(Recorded data)
= Beginning of Section =

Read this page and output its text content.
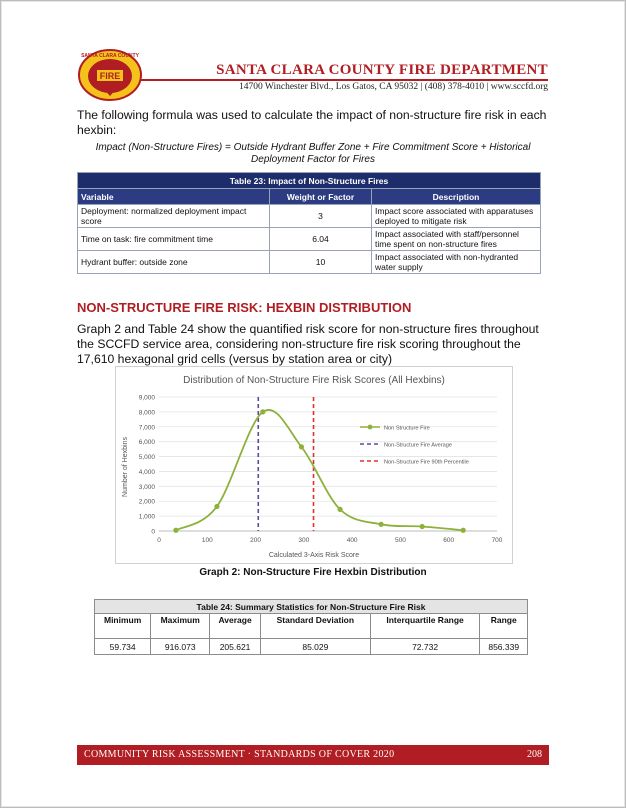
FIRE
SANTA CLARA COUNTY
SANTA CLARA COUNTY FIRE DEPARTMENT
14700 Winchester Blvd., Los Gatos, CA 95032 | (408) 378-4010 | www.sccfd.org
The following formula was used to calculate the impact of non-structure fire risk in each hexbin:
Impact (Non-Structure Fires) = Outside Hydrant Buffer Zone + Fire Commitment Score + Historical Deployment Factor for Fires
Table 23: Impact of Non-Structure Fires		
Variable	Weight or Factor	Description
Deployment: normalized deployment impact score	3	Impact score associated with apparatuses deployed to mitigate risk
Time on task: fire commitment time	6.04	Impact associated with staff/personnel time spent on non-structure fires
Hydrant buffer: outside zone	10	Impact associated with non-hydranted water supply
NON-STRUCTURE FIRE RISK: HEXBIN DISTRIBUTION
Graph 2 and Table 24 show the quantified risk score for non-structure fires throughout the SCCFD service area, considering non-structure fire risk scoring throughout the 17,610 hexagonal grid cells (versus by station area or city)
Distribution of Non-Structure Fire Risk Scores (All Hexbins)
Number of Hexbins
Calculated 3-Axis Risk Score
0
1,000
2,000
3,000
4,000
5,000
6,000
7,000
8,000
9,000
0	100	200	300	400	500	600	700
Non Structure Fire
Non-Structure Fire Average
Non-Structure Fire 90th Percentile
Graph 2: Non-Structure Fire Hexbin Distribution
Table 24: Summary Statistics for Non-Structure Fire Risk					
Minimum	Maximum	Average	Standard Deviation	Interquartile Range	Range
59.734	916.073	205.621	85.029	72.732	856.339
COMMUNITY RISK ASSESSMENT · STANDARDS OF COVER 2020	208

= End of Section =

TASK REQUIREMENTS
If a record holds a picture, leave the picture out, but repeat every line exactly.

RESPONSE TO THE EXERCISE
Read this page and output its text content.
FIRE
SANTA CLARA COUNTY
SANTA CLARA COUNTY FIRE DEPARTMENT
14700 Winchester Blvd., Los Gatos, CA 95032 | (408) 378-4010 | www.sccfd.org
The following formula was used to calculate the impact of non-structure fire risk in each hexbin:
Impact (Non-Structure Fires) = Outside Hydrant Buffer Zone + Fire Commitment Score + Historical Deployment Factor for Fires
Table 23: Impact of Non-Structure Fires		
Variable	Weight or Factor	Description
Deployment: normalized deployment impact score	3	Impact score associated with apparatuses deployed to mitigate risk
Time on task: fire commitment time	6.04	Impact associated with staff/personnel time spent on non-structure fires
Hydrant buffer: outside zone	10	Impact associated with non-hydranted water supply
NON-STRUCTURE FIRE RISK: HEXBIN DISTRIBUTION
Graph 2 and Table 24 show the quantified risk score for non-structure fires throughout the SCCFD service area, considering non-structure fire risk scoring throughout the 17,610 hexagonal grid cells (versus by station area or city)
Distribution of Non-Structure Fire Risk Scores (All Hexbins)
Number of Hexbins
Calculated 3-Axis Risk Score
0
1,000
2,000
3,000
4,000
5,000
6,000
7,000
8,000
9,000
0	100	200	300	400	500	600	700
Non Structure Fire
Non-Structure Fire Average
Non-Structure Fire 90th Percentile
Graph 2: Non-Structure Fire Hexbin Distribution
Table 24: Summary Statistics for Non-Structure Fire Risk					
Minimum	Maximum	Average	Standard Deviation	Interquartile Range	Range
59.734	916.073	205.621	85.029	72.732	856.339
COMMUNITY RISK ASSESSMENT · STANDARDS OF COVER 2020	208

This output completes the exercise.